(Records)

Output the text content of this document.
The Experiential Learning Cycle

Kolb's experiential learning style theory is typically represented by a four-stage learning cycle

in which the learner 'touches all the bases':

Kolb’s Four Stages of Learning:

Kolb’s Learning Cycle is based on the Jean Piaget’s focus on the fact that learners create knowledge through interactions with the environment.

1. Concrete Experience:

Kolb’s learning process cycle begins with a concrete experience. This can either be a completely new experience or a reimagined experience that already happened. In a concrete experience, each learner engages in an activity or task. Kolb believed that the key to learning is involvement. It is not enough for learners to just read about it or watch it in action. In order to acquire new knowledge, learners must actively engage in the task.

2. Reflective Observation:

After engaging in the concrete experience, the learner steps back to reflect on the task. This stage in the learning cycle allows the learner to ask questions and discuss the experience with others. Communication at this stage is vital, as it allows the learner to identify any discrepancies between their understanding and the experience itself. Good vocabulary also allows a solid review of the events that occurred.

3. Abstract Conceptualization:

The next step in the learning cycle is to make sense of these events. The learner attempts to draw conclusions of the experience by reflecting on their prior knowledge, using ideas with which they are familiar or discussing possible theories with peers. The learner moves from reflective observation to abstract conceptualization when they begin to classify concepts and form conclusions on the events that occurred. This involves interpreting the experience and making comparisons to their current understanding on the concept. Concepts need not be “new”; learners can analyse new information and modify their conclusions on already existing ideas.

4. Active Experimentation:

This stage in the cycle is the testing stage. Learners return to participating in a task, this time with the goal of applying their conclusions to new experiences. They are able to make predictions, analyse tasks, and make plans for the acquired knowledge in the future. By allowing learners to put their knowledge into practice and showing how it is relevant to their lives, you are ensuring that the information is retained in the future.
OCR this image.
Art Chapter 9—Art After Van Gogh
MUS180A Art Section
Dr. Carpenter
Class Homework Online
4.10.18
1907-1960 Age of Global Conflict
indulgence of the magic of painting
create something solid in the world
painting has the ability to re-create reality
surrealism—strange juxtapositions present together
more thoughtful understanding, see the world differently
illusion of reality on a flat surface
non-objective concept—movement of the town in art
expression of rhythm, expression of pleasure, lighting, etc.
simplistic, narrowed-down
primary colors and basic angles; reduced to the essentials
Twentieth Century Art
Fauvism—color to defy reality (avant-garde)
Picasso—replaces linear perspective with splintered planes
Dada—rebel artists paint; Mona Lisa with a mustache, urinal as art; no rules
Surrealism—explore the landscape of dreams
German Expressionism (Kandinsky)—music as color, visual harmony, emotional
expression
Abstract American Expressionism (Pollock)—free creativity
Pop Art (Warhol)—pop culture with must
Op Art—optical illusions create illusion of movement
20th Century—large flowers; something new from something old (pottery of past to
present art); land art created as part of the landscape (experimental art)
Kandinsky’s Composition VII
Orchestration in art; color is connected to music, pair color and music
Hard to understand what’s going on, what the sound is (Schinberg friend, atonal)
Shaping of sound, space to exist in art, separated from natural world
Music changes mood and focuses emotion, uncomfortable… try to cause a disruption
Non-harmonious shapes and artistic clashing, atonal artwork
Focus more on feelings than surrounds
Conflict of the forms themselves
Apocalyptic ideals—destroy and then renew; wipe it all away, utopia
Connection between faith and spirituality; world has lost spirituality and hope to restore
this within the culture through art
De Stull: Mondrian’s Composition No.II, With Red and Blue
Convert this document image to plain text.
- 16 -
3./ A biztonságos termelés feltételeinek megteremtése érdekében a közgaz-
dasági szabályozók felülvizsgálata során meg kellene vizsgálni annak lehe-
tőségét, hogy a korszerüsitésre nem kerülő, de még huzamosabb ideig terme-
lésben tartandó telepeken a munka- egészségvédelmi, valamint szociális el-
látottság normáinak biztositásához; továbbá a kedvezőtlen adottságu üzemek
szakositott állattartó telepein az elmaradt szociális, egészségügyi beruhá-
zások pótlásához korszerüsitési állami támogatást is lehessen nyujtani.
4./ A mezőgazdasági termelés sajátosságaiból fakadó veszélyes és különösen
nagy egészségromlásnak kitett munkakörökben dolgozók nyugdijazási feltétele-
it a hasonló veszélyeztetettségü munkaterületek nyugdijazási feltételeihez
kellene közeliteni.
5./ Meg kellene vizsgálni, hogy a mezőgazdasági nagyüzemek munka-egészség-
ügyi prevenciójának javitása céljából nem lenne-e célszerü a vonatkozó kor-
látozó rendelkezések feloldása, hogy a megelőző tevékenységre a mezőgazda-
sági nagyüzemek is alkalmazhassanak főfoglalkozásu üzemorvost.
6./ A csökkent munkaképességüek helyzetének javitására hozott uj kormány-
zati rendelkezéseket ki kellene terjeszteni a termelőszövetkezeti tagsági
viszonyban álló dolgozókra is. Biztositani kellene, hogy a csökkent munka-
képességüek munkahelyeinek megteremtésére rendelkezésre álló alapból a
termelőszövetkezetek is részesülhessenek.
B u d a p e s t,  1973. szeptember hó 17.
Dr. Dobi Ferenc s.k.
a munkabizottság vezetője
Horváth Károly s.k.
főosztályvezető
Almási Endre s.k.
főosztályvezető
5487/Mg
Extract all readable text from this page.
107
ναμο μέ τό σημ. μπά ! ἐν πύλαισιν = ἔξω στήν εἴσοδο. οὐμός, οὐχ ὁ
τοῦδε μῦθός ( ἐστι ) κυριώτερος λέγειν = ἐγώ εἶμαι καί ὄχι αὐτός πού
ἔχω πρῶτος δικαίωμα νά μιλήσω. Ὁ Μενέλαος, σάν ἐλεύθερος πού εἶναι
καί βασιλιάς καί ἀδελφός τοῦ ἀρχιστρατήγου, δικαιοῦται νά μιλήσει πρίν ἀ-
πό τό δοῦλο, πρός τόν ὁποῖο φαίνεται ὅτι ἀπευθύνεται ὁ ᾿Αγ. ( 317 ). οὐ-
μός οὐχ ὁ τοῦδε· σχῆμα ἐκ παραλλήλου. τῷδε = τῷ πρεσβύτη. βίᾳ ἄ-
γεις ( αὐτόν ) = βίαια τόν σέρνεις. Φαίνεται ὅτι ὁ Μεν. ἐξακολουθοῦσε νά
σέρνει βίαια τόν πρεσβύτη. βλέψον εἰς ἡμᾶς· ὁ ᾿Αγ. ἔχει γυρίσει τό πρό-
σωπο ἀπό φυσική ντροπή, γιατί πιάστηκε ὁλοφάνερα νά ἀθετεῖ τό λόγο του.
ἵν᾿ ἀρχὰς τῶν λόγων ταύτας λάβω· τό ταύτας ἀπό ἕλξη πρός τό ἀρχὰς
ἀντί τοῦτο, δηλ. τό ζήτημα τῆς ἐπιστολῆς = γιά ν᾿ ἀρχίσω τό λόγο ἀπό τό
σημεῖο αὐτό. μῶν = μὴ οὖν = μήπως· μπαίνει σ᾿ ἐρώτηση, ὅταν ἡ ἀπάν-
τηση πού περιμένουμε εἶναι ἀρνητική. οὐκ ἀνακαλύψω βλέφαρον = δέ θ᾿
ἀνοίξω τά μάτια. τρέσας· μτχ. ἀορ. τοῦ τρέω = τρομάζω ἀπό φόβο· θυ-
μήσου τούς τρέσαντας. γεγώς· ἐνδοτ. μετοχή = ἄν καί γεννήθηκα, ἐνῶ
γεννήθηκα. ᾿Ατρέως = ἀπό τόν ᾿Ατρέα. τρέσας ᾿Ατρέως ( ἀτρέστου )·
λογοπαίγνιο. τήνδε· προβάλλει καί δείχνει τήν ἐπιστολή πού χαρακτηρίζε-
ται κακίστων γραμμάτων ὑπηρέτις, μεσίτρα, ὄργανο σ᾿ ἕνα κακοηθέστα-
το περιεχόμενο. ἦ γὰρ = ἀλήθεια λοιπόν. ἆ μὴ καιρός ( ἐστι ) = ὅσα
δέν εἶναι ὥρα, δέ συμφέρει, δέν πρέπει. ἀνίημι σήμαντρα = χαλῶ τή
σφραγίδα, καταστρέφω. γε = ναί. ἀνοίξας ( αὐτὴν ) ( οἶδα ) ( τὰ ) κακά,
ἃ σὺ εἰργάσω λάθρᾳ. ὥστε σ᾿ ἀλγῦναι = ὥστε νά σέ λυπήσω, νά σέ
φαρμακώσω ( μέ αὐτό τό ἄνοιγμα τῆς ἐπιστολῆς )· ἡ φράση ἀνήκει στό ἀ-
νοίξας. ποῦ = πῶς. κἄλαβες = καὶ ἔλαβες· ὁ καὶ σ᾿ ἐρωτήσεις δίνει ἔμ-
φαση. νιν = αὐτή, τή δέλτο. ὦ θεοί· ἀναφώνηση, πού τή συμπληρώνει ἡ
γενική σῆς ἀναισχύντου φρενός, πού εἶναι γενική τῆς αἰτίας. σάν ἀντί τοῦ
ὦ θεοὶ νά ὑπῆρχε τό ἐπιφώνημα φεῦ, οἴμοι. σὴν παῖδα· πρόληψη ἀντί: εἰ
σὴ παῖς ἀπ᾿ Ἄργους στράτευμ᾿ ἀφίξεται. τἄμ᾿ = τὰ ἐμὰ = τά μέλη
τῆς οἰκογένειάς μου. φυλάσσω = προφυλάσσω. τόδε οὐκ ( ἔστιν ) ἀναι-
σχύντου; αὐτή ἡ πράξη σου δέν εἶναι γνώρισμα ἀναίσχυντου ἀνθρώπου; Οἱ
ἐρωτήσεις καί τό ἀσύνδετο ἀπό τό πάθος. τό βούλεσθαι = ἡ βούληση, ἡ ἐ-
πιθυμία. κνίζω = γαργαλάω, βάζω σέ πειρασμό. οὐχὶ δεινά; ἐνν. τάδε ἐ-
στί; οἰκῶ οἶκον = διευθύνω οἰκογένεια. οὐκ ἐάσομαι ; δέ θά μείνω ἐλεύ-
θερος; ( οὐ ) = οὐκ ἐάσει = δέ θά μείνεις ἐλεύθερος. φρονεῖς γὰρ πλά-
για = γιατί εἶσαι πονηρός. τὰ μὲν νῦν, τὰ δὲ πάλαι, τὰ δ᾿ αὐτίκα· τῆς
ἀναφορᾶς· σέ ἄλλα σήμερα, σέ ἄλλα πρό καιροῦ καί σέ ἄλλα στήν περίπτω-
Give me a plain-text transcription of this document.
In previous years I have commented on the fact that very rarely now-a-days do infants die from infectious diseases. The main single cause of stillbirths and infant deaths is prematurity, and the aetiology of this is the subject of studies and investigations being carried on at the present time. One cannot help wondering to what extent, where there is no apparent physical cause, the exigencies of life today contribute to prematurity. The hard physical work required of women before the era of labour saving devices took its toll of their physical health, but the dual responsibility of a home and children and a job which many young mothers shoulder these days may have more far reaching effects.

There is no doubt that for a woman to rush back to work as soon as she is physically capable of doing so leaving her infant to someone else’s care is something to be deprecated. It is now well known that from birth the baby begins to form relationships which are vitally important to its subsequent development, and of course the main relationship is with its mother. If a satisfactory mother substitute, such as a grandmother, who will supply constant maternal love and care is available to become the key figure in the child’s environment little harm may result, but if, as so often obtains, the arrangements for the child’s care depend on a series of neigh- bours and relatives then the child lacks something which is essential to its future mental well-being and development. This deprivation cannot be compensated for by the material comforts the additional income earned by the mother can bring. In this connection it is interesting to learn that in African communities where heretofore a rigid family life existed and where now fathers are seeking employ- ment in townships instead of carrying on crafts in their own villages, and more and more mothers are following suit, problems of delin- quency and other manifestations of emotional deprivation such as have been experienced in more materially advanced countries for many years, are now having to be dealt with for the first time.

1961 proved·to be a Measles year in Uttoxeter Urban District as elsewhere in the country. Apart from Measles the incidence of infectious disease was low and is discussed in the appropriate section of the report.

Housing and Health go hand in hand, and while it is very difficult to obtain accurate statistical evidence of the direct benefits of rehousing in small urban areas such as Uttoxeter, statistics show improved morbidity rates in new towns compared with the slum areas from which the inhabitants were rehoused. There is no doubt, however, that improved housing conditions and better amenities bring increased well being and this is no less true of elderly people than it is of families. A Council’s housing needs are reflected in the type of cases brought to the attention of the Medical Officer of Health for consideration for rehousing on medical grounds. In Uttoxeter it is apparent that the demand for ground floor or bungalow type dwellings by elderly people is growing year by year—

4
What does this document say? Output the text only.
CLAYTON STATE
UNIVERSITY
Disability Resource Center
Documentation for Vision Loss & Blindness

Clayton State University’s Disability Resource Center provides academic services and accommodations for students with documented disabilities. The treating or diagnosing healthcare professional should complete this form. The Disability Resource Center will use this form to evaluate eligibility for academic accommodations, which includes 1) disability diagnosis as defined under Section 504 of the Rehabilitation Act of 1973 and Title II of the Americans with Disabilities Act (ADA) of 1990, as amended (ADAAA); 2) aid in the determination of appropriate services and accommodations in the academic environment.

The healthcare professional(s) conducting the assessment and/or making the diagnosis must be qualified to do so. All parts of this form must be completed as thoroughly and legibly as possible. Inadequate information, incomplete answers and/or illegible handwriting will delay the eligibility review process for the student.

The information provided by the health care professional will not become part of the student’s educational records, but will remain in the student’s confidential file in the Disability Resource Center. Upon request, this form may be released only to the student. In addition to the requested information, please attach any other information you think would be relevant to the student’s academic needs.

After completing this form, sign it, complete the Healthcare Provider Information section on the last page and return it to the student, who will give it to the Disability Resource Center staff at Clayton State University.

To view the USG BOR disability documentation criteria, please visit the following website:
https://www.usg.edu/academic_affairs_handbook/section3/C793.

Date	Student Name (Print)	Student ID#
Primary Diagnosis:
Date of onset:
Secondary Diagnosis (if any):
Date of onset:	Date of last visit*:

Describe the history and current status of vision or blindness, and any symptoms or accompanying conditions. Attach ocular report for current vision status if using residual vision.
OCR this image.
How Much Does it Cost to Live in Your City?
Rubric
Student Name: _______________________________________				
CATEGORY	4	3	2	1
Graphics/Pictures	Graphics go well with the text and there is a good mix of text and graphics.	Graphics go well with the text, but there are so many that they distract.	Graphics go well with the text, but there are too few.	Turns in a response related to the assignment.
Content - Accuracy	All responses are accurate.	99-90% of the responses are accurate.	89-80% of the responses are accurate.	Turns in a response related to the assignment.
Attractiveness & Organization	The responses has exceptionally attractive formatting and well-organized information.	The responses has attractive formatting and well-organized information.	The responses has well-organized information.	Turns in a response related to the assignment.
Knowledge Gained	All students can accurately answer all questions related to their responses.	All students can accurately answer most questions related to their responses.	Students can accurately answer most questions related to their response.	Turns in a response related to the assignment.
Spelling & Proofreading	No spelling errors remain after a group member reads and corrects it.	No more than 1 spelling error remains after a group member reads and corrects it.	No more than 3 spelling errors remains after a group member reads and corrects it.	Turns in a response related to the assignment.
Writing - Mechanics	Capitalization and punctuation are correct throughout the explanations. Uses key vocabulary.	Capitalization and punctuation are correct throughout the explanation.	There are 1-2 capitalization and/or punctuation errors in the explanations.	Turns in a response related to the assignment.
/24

• TASK PROMPT: From the records above, report the count of lines containing "Expressionism" and nothing more.

• EXERCISE SOLUTION: 2